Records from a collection
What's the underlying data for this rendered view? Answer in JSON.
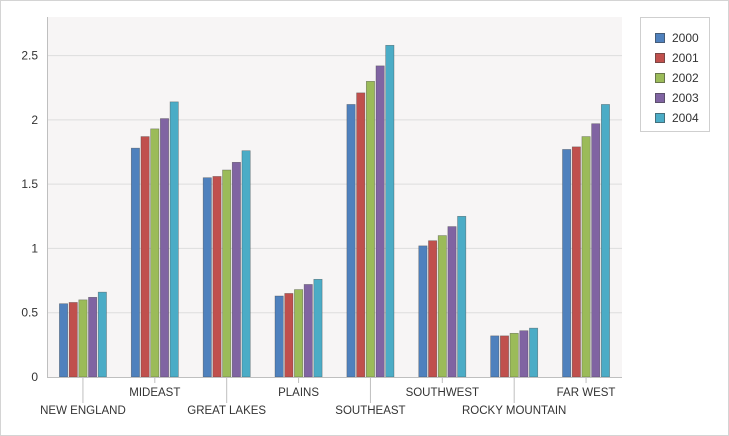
{
  "chart_data": {
    "type": "bar",
    "title": "",
    "xlabel": "",
    "ylabel": "",
    "categories": [
      "NEW ENGLAND",
      "MIDEAST",
      "GREAT LAKES",
      "PLAINS",
      "SOUTHEAST",
      "SOUTHWEST",
      "ROCKY MOUNTAIN",
      "FAR WEST"
    ],
    "series": [
      {
        "name": "2000",
        "color": "#4f81bd",
        "values": [
          0.57,
          1.78,
          1.55,
          0.63,
          2.12,
          1.02,
          0.32,
          1.77
        ]
      },
      {
        "name": "2001",
        "color": "#c0504d",
        "values": [
          0.58,
          1.87,
          1.56,
          0.65,
          2.21,
          1.06,
          0.32,
          1.79
        ]
      },
      {
        "name": "2002",
        "color": "#9bbb59",
        "values": [
          0.6,
          1.93,
          1.61,
          0.68,
          2.3,
          1.1,
          0.34,
          1.87
        ]
      },
      {
        "name": "2003",
        "color": "#8064a2",
        "values": [
          0.62,
          2.01,
          1.67,
          0.72,
          2.42,
          1.17,
          0.36,
          1.97
        ]
      },
      {
        "name": "2004",
        "color": "#4bacc6",
        "values": [
          0.66,
          2.14,
          1.76,
          0.76,
          2.58,
          1.25,
          0.38,
          2.12
        ]
      }
    ],
    "ylim": [
      0,
      2.8
    ],
    "yticks": [
      0,
      0.5,
      1,
      1.5,
      2,
      2.5
    ],
    "ytick_labels": [
      "0",
      "0.5",
      "1",
      "1.5",
      "2",
      "2.5"
    ],
    "grid": true,
    "legend_position": "top-right",
    "plot_background": "#f7f5f5",
    "grid_color": "#dddddd"
  }
}
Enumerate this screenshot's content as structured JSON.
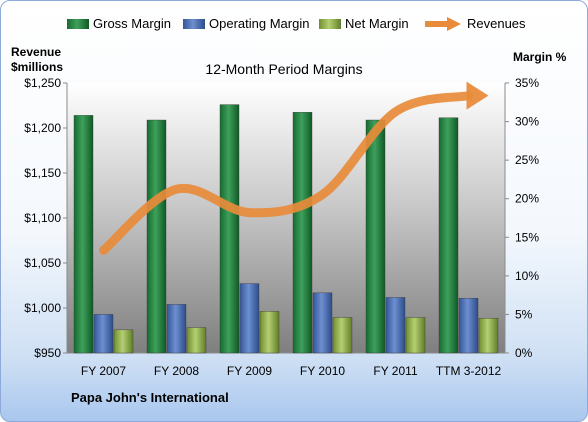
{
  "chart_data": {
    "type": "bar",
    "title": "12-Month Period Margins",
    "left_axis_label_line1": "Revenue",
    "left_axis_label_line2": "$millions",
    "right_axis_label": "Margin %",
    "footer": "Papa John's International",
    "categories": [
      "FY 2007",
      "FY 2008",
      "FY 2009",
      "FY 2010",
      "FY 2011",
      "TTM 3-2012"
    ],
    "series": [
      {
        "name": "Gross Margin",
        "axis": "right",
        "values": [
          30.8,
          30.2,
          32.2,
          31.2,
          30.2,
          30.5
        ],
        "color": "#1e7a3c"
      },
      {
        "name": "Operating Margin",
        "axis": "right",
        "values": [
          5.0,
          6.3,
          9.0,
          7.8,
          7.2,
          7.1
        ],
        "color": "#4a6fb0"
      },
      {
        "name": "Net Margin",
        "axis": "right",
        "values": [
          3.0,
          3.3,
          5.4,
          4.6,
          4.6,
          4.5
        ],
        "color": "#8fae4a"
      },
      {
        "name": "Revenues",
        "type": "line",
        "axis": "left",
        "values": [
          1064,
          1132,
          1106,
          1126,
          1218,
          1236
        ],
        "color": "#e88b3a"
      }
    ],
    "left_axis": {
      "min": 950,
      "max": 1250,
      "step": 50,
      "tick_labels": [
        "$950",
        "$1,000",
        "$1,050",
        "$1,100",
        "$1,150",
        "$1,200",
        "$1,250"
      ]
    },
    "right_axis": {
      "min": 0,
      "max": 35,
      "step": 5,
      "tick_labels": [
        "0%",
        "5%",
        "10%",
        "15%",
        "20%",
        "25%",
        "30%",
        "35%"
      ]
    },
    "grid": false,
    "legend_position": "top"
  }
}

**Exercise:**
Copy the listing over exactly, skipping the pictures it holds.

**Task response:**
What's the underlying data for this rendered view? Answer in JSON.
{
  "chart_data": {
    "type": "bar",
    "title": "",
    "xlabel": "",
    "ylabel": "",
    "categories": [
      "NEW ENGLAND",
      "MIDEAST",
      "GREAT LAKES",
      "PLAINS",
      "SOUTHEAST",
      "SOUTHWEST",
      "ROCKY MOUNTAIN",
      "FAR WEST"
    ],
    "series": [
      {
        "name": "2000",
        "color": "#4f81bd",
        "values": [
          0.57,
          1.78,
          1.55,
          0.63,
          2.12,
          1.02,
          0.32,
          1.77
        ]
      },
      {
        "name": "2001",
        "color": "#c0504d",
        "values": [
          0.58,
          1.87,
          1.56,
          0.65,
          2.21,
          1.06,
          0.32,
          1.79
        ]
      },
      {
        "name": "2002",
        "color": "#9bbb59",
        "values": [
          0.6,
          1.93,
          1.61,
          0.68,
          2.3,
          1.1,
          0.34,
          1.87
        ]
      },
      {
        "name": "2003",
        "color": "#8064a2",
        "values": [
          0.62,
          2.01,
          1.67,
          0.72,
          2.42,
          1.17,
          0.36,
          1.97
        ]
      },
      {
        "name": "2004",
        "color": "#4bacc6",
        "values": [
          0.66,
          2.14,
          1.76,
          0.76,
          2.58,
          1.25,
          0.38,
          2.12
        ]
      }
    ],
    "ylim": [
      0,
      2.8
    ],
    "yticks": [
      0,
      0.5,
      1,
      1.5,
      2,
      2.5
    ],
    "ytick_labels": [
      "0",
      "0.5",
      "1",
      "1.5",
      "2",
      "2.5"
    ],
    "grid": true,
    "legend_position": "top-right",
    "plot_background": "#f7f5f5",
    "grid_color": "#dddddd"
  }
}
Enumerate this screenshot's content as structured JSON.
{
  "chart_data": {
    "type": "bar",
    "title": "12-Month Period Margins",
    "left_axis_label_line1": "Revenue",
    "left_axis_label_line2": "$millions",
    "right_axis_label": "Margin %",
    "footer": "Papa John's International",
    "categories": [
      "FY 2007",
      "FY 2008",
      "FY 2009",
      "FY 2010",
      "FY 2011",
      "TTM 3-2012"
    ],
    "series": [
      {
        "name": "Gross Margin",
        "axis": "right",
        "values": [
          30.8,
          30.2,
          32.2,
          31.2,
          30.2,
          30.5
        ],
        "color": "#1e7a3c"
      },
      {
        "name": "Operating Margin",
        "axis": "right",
        "values": [
          5.0,
          6.3,
          9.0,
          7.8,
          7.2,
          7.1
        ],
        "color": "#4a6fb0"
      },
      {
        "name": "Net Margin",
        "axis": "right",
        "values": [
          3.0,
          3.3,
          5.4,
          4.6,
          4.6,
          4.5
        ],
        "color": "#8fae4a"
      },
      {
        "name": "Revenues",
        "type": "line",
        "axis": "left",
        "values": [
          1064,
          1132,
          1106,
          1126,
          1218,
          1236
        ],
        "color": "#e88b3a"
      }
    ],
    "left_axis": {
      "min": 950,
      "max": 1250,
      "step": 50,
      "tick_labels": [
        "$950",
        "$1,000",
        "$1,050",
        "$1,100",
        "$1,150",
        "$1,200",
        "$1,250"
      ]
    },
    "right_axis": {
      "min": 0,
      "max": 35,
      "step": 5,
      "tick_labels": [
        "0%",
        "5%",
        "10%",
        "15%",
        "20%",
        "25%",
        "30%",
        "35%"
      ]
    },
    "grid": false,
    "legend_position": "top"
  }
}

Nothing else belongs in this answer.